# Problem details
Each line of the material below that holds the word "index" needs to be copied.

# Material supplied
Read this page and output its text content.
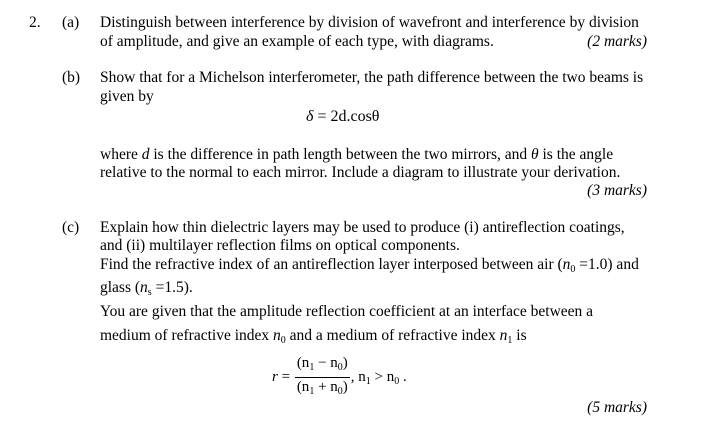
2. (a) Distinguish between interference by division of wavefront and interference by division
of amplitude, and give an example of each type, with diagrams.	(2 marks)
(b) Show that for a Michelson interferometer, the path difference between the two beams is
given by
δ = 2d.cosθ
where d is the difference in path length between the two mirrors, and θ is the angle
relative to the normal to each mirror. Include a diagram to illustrate your derivation.
(3 marks)
(c) Explain how thin dielectric layers may be used to produce (i) antireflection coatings,
and (ii) multilayer reflection films on optical components.
Find the refractive index of an antireflection layer interposed between air $(n_0 =1.0)$ and
glass $(n_s =1.5)$.
You are given that the amplitude reflection coefficient at an interface between a
medium of refractive index $n_0$ and a medium of refractive index $n_1$ is
$r = \frac{(n_1 - n_0)}{(n_1 + n_0)}$ , $n_1 > n_0$ .
(5 marks)
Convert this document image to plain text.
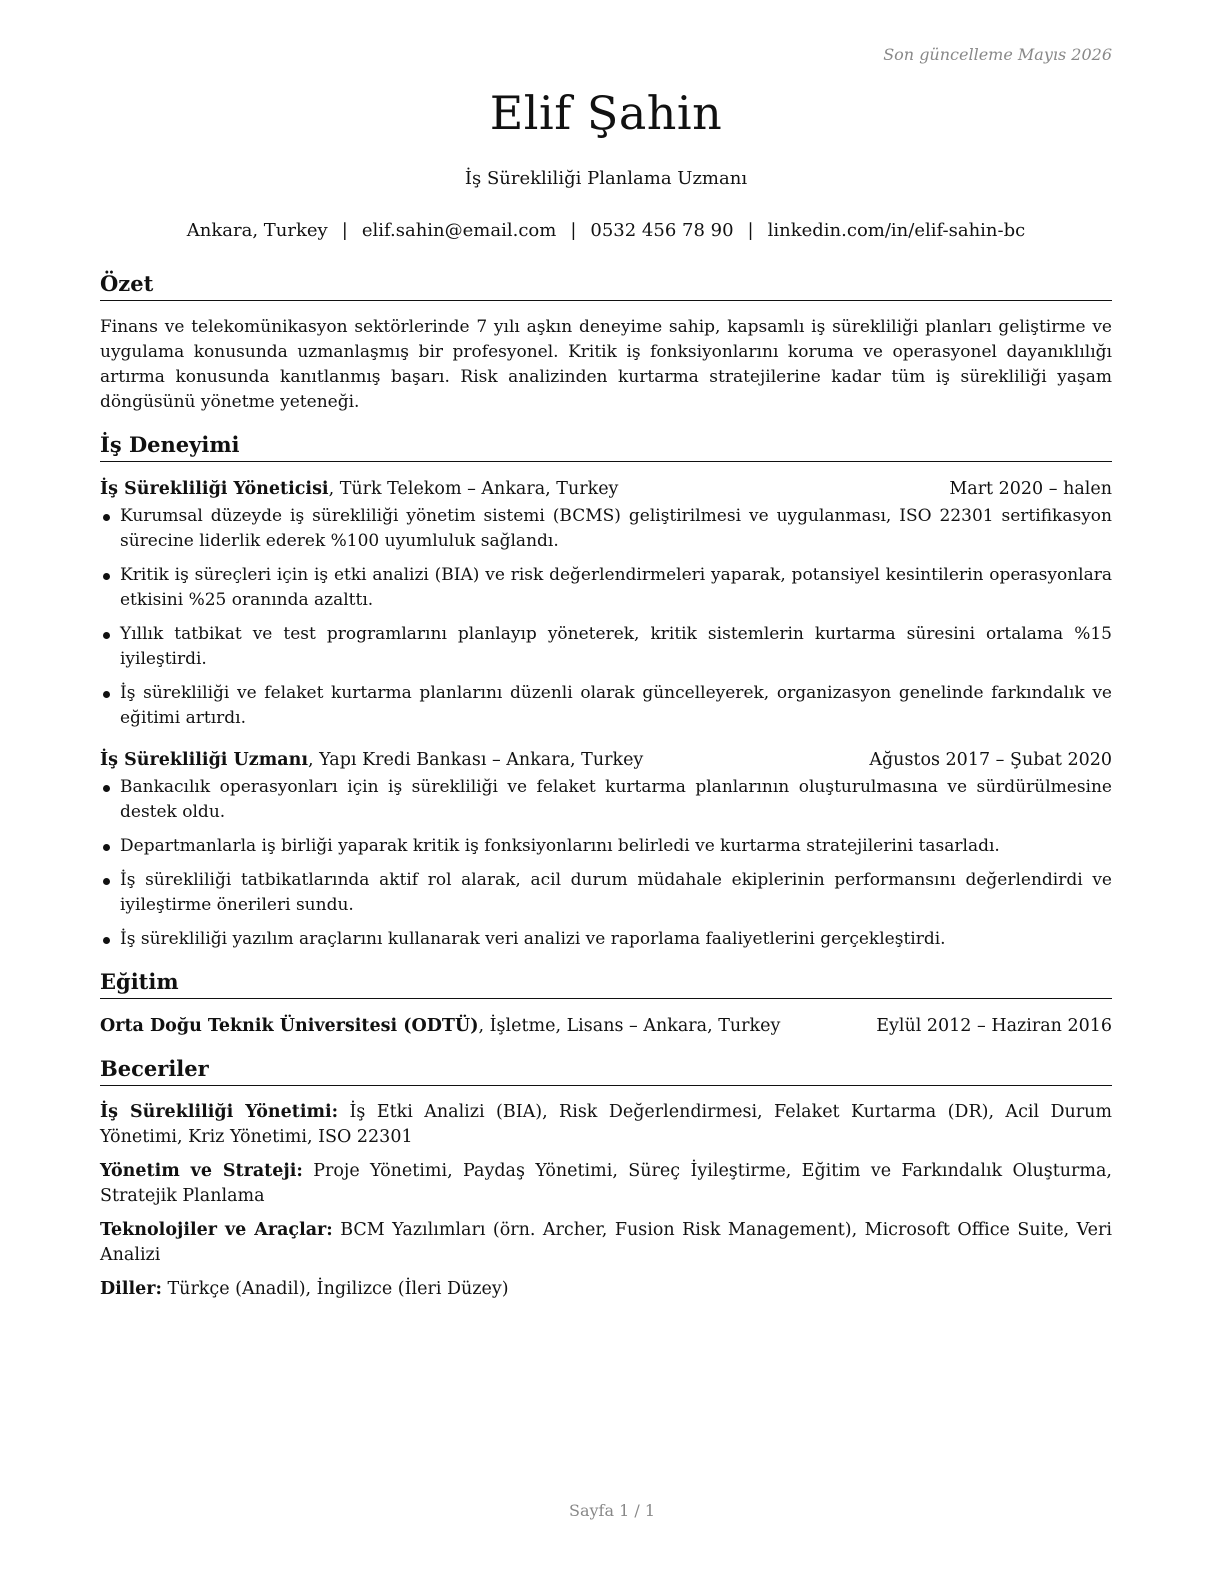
Son güncelleme Mayıs 2026
Elif Şahin
İş Sürekliliği Planlama Uzmanı
Ankara, Turkey | elif.sahin@email.com | 0532 456 78 90 | linkedin.com/in/elif-sahin-bc
Özet

Finans ve telekomünikasyon sektörlerinde 7 yılı aşkın deneyime sahip, kapsamlı iş sürekliliği planları geliştirme ve uygulama konusunda uzmanlaşmış bir profesyonel. Kritik iş fonksiyonlarını koruma ve operasyonel dayanıklılığı artırma konusunda kanıtlanmış başarı. Risk analizinden kurtarma stratejilerine kadar tüm iş sürekliliği yaşam döngüsünü yönetme yeteneği.

İş Deneyimi
İş Sürekliliği Yöneticisi, Türk Telekom – Ankara, Turkey	Mart 2020 – halen
Kurumsal düzeyde iş sürekliliği yönetim sistemi (BCMS) geliştirilmesi ve uygulanması, ISO 22301 sertifikasyon sürecine liderlik ederek %100 uyumluluk sağlandı.
Kritik iş süreçleri için iş etki analizi (BIA) ve risk değerlendirmeleri yaparak, potansiyel kesintilerin operasyonlara etkisini %25 oranında azalttı.
Yıllık tatbikat ve test programlarını planlayıp yöneterek, kritik sistemlerin kurtarma süresini ortalama %15 iyileştirdi.
İş sürekliliği ve felaket kurtarma planlarını düzenli olarak güncelleyerek, organizasyon genelinde farkındalık ve eğitimi artırdı.
İş Sürekliliği Uzmanı, Yapı Kredi Bankası – Ankara, Turkey	Ağustos 2017 – Şubat 2020
Bankacılık operasyonları için iş sürekliliği ve felaket kurtarma planlarının oluşturulmasına ve sürdürülmesine destek oldu.
Departmanlarla iş birliği yaparak kritik iş fonksiyonlarını belirledi ve kurtarma stratejilerini tasarladı.
İş sürekliliği tatbikatlarında aktif rol alarak, acil durum müdahale ekiplerinin performansını değerlendirdi ve iyileştirme önerileri sundu.
İş sürekliliği yazılım araçlarını kullanarak veri analizi ve raporlama faaliyetlerini gerçekleştirdi.
Eğitim
Orta Doğu Teknik Üniversitesi (ODTÜ), İşletme, Lisans – Ankara, Turkey	Eylül 2012 – Haziran 2016
Beceriler
İş Sürekliliği Yönetimi: İş Etki Analizi (BIA), Risk Değerlendirmesi, Felaket Kurtarma (DR), Acil Durum Yönetimi, Kriz Yönetimi, ISO 22301
Yönetim ve Strateji: Proje Yönetimi, Paydaş Yönetimi, Süreç İyileştirme, Eğitim ve Farkındalık Oluşturma, Stratejik Planlama
Teknolojiler ve Araçlar: BCM Yazılımları (örn. Archer, Fusion Risk Management), Microsoft Office Suite, Veri Analizi
Diller: Türkçe (Anadil), İngilizce (İleri Düzey)
Sayfa 1 / 1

# Result for this exercise
Find the refractive index of an antireflection layer interposed between air $(n_0 =1.0)$ and
medium of refractive index $n_0$ and a medium of refractive index $n_1$ is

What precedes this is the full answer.